> **SET PROBLEM**
Reading down the listing below, count the lines where the word "Cauca" shows up, then give only that count.

> **RECORD SET**
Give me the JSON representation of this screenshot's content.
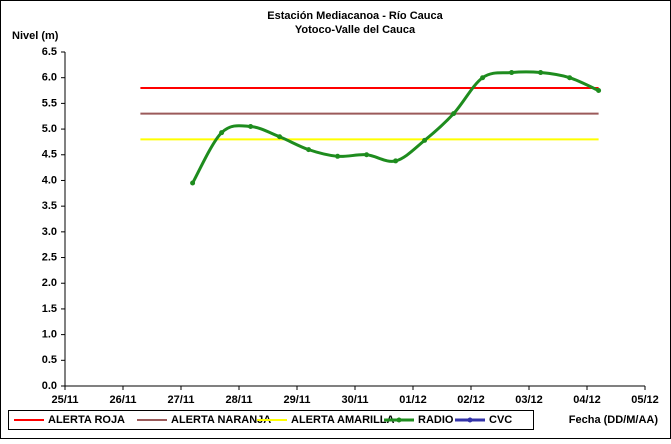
{
  "chart_data": {
    "type": "line",
    "title": "Estación Mediacanoa - Río Cauca",
    "subtitle": "Yotoco-Valle del Cauca",
    "y_label": "Nivel (m)",
    "x_label": "Fecha (DD/M/AA)",
    "xlim": [
      0,
      10
    ],
    "xticks": [
      {
        "value": 0,
        "label": "25/11"
      },
      {
        "value": 1,
        "label": "26/11"
      },
      {
        "value": 2,
        "label": "27/11"
      },
      {
        "value": 3,
        "label": "28/11"
      },
      {
        "value": 4,
        "label": "29/11"
      },
      {
        "value": 5,
        "label": "30/11"
      },
      {
        "value": 6,
        "label": "01/12"
      },
      {
        "value": 7,
        "label": "02/12"
      },
      {
        "value": 8,
        "label": "03/12"
      },
      {
        "value": 9,
        "label": "04/12"
      },
      {
        "value": 10,
        "label": "05/12"
      }
    ],
    "ylim": [
      0,
      6.5
    ],
    "yticks": [
      {
        "value": 0,
        "label": "0.0"
      },
      {
        "value": 0.5,
        "label": "0.5"
      },
      {
        "value": 1,
        "label": "1.0"
      },
      {
        "value": 1.5,
        "label": "1.5"
      },
      {
        "value": 2,
        "label": "2.0"
      },
      {
        "value": 2.5,
        "label": "2.5"
      },
      {
        "value": 3,
        "label": "3.0"
      },
      {
        "value": 3.5,
        "label": "3.5"
      },
      {
        "value": 4,
        "label": "4.0"
      },
      {
        "value": 4.5,
        "label": "4.5"
      },
      {
        "value": 5,
        "label": "5.0"
      },
      {
        "value": 5.5,
        "label": "5.5"
      },
      {
        "value": 6,
        "label": "6.0"
      },
      {
        "value": 6.5,
        "label": "6.5"
      }
    ],
    "grid": false,
    "legend": "bottom",
    "series": [
      {
        "name": "ALERTA ROJA",
        "color": "#ff0000",
        "x": [
          1.3,
          9.2
        ],
        "values": [
          5.8,
          5.8
        ]
      },
      {
        "name": "ALERTA NARANJA",
        "color": "#9b5a5a",
        "x": [
          1.3,
          9.2
        ],
        "values": [
          5.3,
          5.3
        ]
      },
      {
        "name": "ALERTA AMARILLA",
        "color": "#ffff00",
        "x": [
          1.3,
          9.2
        ],
        "values": [
          4.8,
          4.8
        ]
      },
      {
        "name": "RADIO",
        "color": "#1e8c1e",
        "marker": true,
        "x": [
          2.2,
          2.7,
          3.2,
          3.7,
          4.2,
          4.7,
          5.2,
          5.7,
          6.2,
          6.7,
          7.2,
          7.7,
          8.2,
          8.7,
          9.2
        ],
        "values": [
          3.95,
          4.93,
          5.05,
          4.85,
          4.6,
          4.47,
          4.5,
          4.38,
          4.78,
          5.3,
          6.0,
          6.1,
          6.1,
          6.0,
          5.75
        ]
      },
      {
        "name": "CVC",
        "color": "#3333aa",
        "marker": true,
        "x": [],
        "values": []
      }
    ]
  }
}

> **SOLUTION FOR THIS TASK**
2